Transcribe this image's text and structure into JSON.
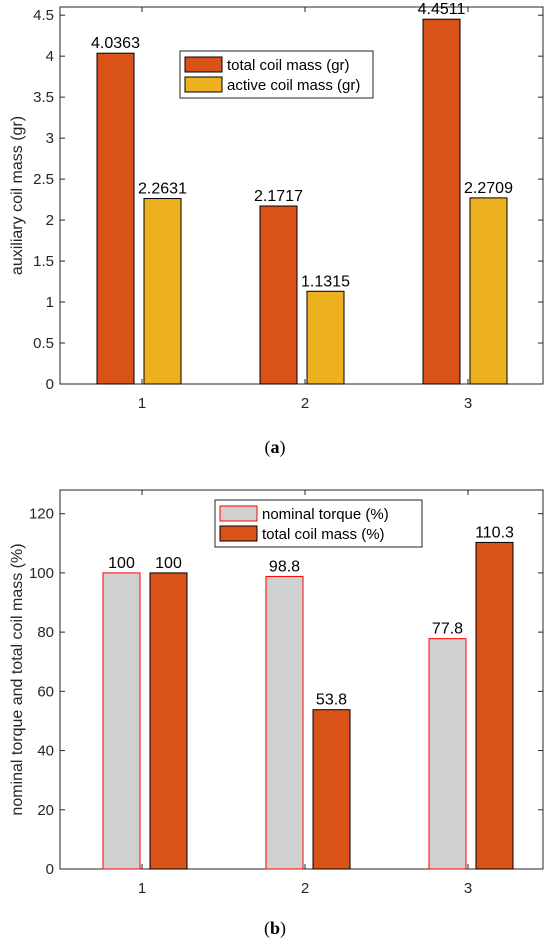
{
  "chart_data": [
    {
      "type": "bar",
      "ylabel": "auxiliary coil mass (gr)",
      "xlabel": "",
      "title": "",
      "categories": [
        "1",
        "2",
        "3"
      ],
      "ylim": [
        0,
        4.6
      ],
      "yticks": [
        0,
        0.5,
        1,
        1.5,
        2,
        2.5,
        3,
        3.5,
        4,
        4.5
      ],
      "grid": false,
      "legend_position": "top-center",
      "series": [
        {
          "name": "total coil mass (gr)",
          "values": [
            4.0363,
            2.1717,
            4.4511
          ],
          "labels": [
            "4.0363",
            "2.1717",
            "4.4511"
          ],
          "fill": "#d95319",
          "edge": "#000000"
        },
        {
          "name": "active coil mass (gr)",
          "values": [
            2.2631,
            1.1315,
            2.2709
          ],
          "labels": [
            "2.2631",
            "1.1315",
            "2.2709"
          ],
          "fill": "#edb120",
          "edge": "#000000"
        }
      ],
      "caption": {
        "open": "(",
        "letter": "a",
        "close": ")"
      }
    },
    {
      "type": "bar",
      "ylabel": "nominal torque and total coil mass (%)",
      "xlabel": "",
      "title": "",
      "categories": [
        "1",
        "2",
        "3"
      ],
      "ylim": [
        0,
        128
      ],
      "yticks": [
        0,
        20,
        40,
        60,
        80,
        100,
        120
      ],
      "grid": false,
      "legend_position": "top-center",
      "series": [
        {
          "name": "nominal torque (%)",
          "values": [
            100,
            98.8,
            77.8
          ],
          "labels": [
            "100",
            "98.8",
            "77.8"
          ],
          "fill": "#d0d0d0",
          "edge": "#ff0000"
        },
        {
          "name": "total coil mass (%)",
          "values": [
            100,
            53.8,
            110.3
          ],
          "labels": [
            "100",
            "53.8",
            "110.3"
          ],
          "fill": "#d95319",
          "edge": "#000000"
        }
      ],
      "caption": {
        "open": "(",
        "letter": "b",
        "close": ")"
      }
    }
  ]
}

==

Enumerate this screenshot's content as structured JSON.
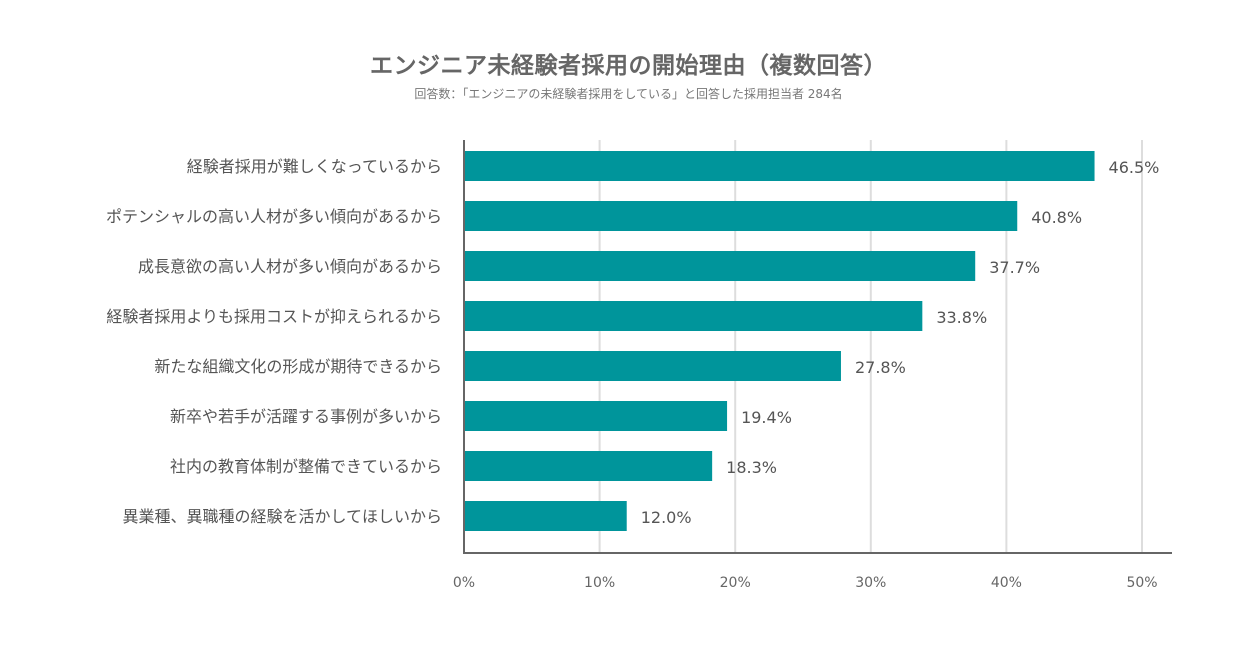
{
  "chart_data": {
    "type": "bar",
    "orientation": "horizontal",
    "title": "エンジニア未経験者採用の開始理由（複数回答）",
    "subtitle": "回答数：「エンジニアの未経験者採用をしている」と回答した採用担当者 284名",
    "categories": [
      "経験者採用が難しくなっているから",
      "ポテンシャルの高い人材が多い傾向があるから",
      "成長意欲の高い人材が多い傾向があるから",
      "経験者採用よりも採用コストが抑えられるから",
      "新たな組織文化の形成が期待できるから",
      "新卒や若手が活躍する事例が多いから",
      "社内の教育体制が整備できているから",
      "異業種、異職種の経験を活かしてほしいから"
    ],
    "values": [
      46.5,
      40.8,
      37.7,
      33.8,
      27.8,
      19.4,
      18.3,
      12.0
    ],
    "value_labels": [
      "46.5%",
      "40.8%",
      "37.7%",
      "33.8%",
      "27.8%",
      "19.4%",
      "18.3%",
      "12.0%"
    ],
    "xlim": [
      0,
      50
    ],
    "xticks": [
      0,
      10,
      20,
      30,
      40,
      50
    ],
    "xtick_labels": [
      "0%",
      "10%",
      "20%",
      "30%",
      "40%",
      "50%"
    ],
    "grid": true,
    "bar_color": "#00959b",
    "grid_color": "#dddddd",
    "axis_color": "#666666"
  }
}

Work to do
Go through the entries above and count the lines containing the word "mass"; give only that count.

Written answer
5